- [Exercise instructions]
Repeat, without any change, the entries presented below.

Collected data
★ ★ ★ ★ ★
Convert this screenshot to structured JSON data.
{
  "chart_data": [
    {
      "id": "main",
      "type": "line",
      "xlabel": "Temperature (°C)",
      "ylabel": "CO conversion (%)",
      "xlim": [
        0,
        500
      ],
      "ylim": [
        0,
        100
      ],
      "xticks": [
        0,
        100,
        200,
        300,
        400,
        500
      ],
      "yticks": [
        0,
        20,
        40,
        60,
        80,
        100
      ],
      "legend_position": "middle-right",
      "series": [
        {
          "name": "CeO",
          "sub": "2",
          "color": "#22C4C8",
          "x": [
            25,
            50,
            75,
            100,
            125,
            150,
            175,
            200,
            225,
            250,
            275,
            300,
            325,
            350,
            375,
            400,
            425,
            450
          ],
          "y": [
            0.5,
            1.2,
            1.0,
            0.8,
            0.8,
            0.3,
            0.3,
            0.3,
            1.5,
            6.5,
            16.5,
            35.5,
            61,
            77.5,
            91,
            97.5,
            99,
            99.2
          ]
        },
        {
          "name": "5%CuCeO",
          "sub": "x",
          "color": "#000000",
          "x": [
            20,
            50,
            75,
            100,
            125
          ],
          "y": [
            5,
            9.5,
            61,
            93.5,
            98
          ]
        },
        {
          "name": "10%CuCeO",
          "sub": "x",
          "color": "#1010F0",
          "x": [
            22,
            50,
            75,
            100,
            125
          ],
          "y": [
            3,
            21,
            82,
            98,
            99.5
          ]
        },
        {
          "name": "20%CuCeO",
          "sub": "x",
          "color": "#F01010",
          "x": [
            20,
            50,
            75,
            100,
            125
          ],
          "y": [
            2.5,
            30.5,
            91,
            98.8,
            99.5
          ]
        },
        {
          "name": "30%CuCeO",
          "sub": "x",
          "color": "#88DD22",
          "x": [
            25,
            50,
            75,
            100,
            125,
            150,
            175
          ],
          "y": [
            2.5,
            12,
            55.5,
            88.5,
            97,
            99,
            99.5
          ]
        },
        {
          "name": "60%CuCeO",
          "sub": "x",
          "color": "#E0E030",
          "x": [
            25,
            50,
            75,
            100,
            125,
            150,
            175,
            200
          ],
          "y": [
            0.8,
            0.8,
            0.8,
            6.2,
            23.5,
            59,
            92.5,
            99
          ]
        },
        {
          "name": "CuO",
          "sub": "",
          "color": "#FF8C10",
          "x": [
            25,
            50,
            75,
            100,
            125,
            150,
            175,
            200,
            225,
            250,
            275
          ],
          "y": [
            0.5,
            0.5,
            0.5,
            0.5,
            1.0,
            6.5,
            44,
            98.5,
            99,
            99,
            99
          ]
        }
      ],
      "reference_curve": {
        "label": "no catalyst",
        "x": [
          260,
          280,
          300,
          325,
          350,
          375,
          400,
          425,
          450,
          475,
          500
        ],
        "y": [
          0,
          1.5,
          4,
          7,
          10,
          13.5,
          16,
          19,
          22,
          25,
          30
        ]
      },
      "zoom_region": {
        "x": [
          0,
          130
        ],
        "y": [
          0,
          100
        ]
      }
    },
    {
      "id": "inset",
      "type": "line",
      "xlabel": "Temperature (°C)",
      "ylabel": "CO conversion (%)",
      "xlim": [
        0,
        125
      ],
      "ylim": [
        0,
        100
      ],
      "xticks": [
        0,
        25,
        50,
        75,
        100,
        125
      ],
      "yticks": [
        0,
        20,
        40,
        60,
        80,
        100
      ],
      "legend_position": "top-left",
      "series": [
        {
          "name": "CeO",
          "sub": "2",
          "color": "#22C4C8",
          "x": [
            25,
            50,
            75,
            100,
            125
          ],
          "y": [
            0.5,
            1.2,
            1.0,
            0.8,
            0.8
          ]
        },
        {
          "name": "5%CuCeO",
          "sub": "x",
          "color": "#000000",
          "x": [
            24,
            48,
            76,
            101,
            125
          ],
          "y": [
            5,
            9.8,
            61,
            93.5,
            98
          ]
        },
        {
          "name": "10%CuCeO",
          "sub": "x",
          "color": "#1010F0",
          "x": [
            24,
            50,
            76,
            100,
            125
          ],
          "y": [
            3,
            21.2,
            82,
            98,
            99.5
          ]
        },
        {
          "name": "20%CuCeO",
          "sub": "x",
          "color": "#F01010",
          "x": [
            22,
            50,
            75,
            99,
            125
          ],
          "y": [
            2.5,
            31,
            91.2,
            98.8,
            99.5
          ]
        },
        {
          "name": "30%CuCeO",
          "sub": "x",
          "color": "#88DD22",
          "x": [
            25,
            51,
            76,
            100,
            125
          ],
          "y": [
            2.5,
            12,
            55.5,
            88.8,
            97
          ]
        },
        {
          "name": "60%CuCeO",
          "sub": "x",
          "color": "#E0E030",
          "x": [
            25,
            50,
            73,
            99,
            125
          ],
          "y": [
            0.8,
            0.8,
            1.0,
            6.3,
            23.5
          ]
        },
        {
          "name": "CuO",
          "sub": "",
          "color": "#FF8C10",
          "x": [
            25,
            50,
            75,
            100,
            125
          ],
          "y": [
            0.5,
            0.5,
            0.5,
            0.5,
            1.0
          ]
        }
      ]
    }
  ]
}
★ ★ ★ ★ ★
- [Task solution]
Convert this screenshot to structured JSON data.
{
  "chart_data": [
    {
      "id": "main",
      "type": "line",
      "xlabel": "Temperature (°C)",
      "ylabel": "CO conversion (%)",
      "xlim": [
        0,
        500
      ],
      "ylim": [
        0,
        100
      ],
      "xticks": [
        0,
        100,
        200,
        300,
        400,
        500
      ],
      "yticks": [
        0,
        20,
        40,
        60,
        80,
        100
      ],
      "legend_position": "middle-right",
      "series": [
        {
          "name": "CeO",
          "sub": "2",
          "color": "#22C4C8",
          "x": [
            25,
            50,
            75,
            100,
            125,
            150,
            175,
            200,
            225,
            250,
            275,
            300,
            325,
            350,
            375,
            400,
            425,
            450
          ],
          "y": [
            0.5,
            1.2,
            1.0,
            0.8,
            0.8,
            0.3,
            0.3,
            0.3,
            1.5,
            6.5,
            16.5,
            35.5,
            61,
            77.5,
            91,
            97.5,
            99,
            99.2
          ]
        },
        {
          "name": "5%CuCeO",
          "sub": "x",
          "color": "#000000",
          "x": [
            20,
            50,
            75,
            100,
            125
          ],
          "y": [
            5,
            9.5,
            61,
            93.5,
            98
          ]
        },
        {
          "name": "10%CuCeO",
          "sub": "x",
          "color": "#1010F0",
          "x": [
            22,
            50,
            75,
            100,
            125
          ],
          "y": [
            3,
            21,
            82,
            98,
            99.5
          ]
        },
        {
          "name": "20%CuCeO",
          "sub": "x",
          "color": "#F01010",
          "x": [
            20,
            50,
            75,
            100,
            125
          ],
          "y": [
            2.5,
            30.5,
            91,
            98.8,
            99.5
          ]
        },
        {
          "name": "30%CuCeO",
          "sub": "x",
          "color": "#88DD22",
          "x": [
            25,
            50,
            75,
            100,
            125,
            150,
            175
          ],
          "y": [
            2.5,
            12,
            55.5,
            88.5,
            97,
            99,
            99.5
          ]
        },
        {
          "name": "60%CuCeO",
          "sub": "x",
          "color": "#E0E030",
          "x": [
            25,
            50,
            75,
            100,
            125,
            150,
            175,
            200
          ],
          "y": [
            0.8,
            0.8,
            0.8,
            6.2,
            23.5,
            59,
            92.5,
            99
          ]
        },
        {
          "name": "CuO",
          "sub": "",
          "color": "#FF8C10",
          "x": [
            25,
            50,
            75,
            100,
            125,
            150,
            175,
            200,
            225,
            250,
            275
          ],
          "y": [
            0.5,
            0.5,
            0.5,
            0.5,
            1.0,
            6.5,
            44,
            98.5,
            99,
            99,
            99
          ]
        }
      ],
      "reference_curve": {
        "label": "no catalyst",
        "x": [
          260,
          280,
          300,
          325,
          350,
          375,
          400,
          425,
          450,
          475,
          500
        ],
        "y": [
          0,
          1.5,
          4,
          7,
          10,
          13.5,
          16,
          19,
          22,
          25,
          30
        ]
      },
      "zoom_region": {
        "x": [
          0,
          130
        ],
        "y": [
          0,
          100
        ]
      }
    },
    {
      "id": "inset",
      "type": "line",
      "xlabel": "Temperature (°C)",
      "ylabel": "CO conversion (%)",
      "xlim": [
        0,
        125
      ],
      "ylim": [
        0,
        100
      ],
      "xticks": [
        0,
        25,
        50,
        75,
        100,
        125
      ],
      "yticks": [
        0,
        20,
        40,
        60,
        80,
        100
      ],
      "legend_position": "top-left",
      "series": [
        {
          "name": "CeO",
          "sub": "2",
          "color": "#22C4C8",
          "x": [
            25,
            50,
            75,
            100,
            125
          ],
          "y": [
            0.5,
            1.2,
            1.0,
            0.8,
            0.8
          ]
        },
        {
          "name": "5%CuCeO",
          "sub": "x",
          "color": "#000000",
          "x": [
            24,
            48,
            76,
            101,
            125
          ],
          "y": [
            5,
            9.8,
            61,
            93.5,
            98
          ]
        },
        {
          "name": "10%CuCeO",
          "sub": "x",
          "color": "#1010F0",
          "x": [
            24,
            50,
            76,
            100,
            125
          ],
          "y": [
            3,
            21.2,
            82,
            98,
            99.5
          ]
        },
        {
          "name": "20%CuCeO",
          "sub": "x",
          "color": "#F01010",
          "x": [
            22,
            50,
            75,
            99,
            125
          ],
          "y": [
            2.5,
            31,
            91.2,
            98.8,
            99.5
          ]
        },
        {
          "name": "30%CuCeO",
          "sub": "x",
          "color": "#88DD22",
          "x": [
            25,
            51,
            76,
            100,
            125
          ],
          "y": [
            2.5,
            12,
            55.5,
            88.8,
            97
          ]
        },
        {
          "name": "60%CuCeO",
          "sub": "x",
          "color": "#E0E030",
          "x": [
            25,
            50,
            73,
            99,
            125
          ],
          "y": [
            0.8,
            0.8,
            1.0,
            6.3,
            23.5
          ]
        },
        {
          "name": "CuO",
          "sub": "",
          "color": "#FF8C10",
          "x": [
            25,
            50,
            75,
            100,
            125
          ],
          "y": [
            0.5,
            0.5,
            0.5,
            0.5,
            1.0
          ]
        }
      ]
    }
  ]
}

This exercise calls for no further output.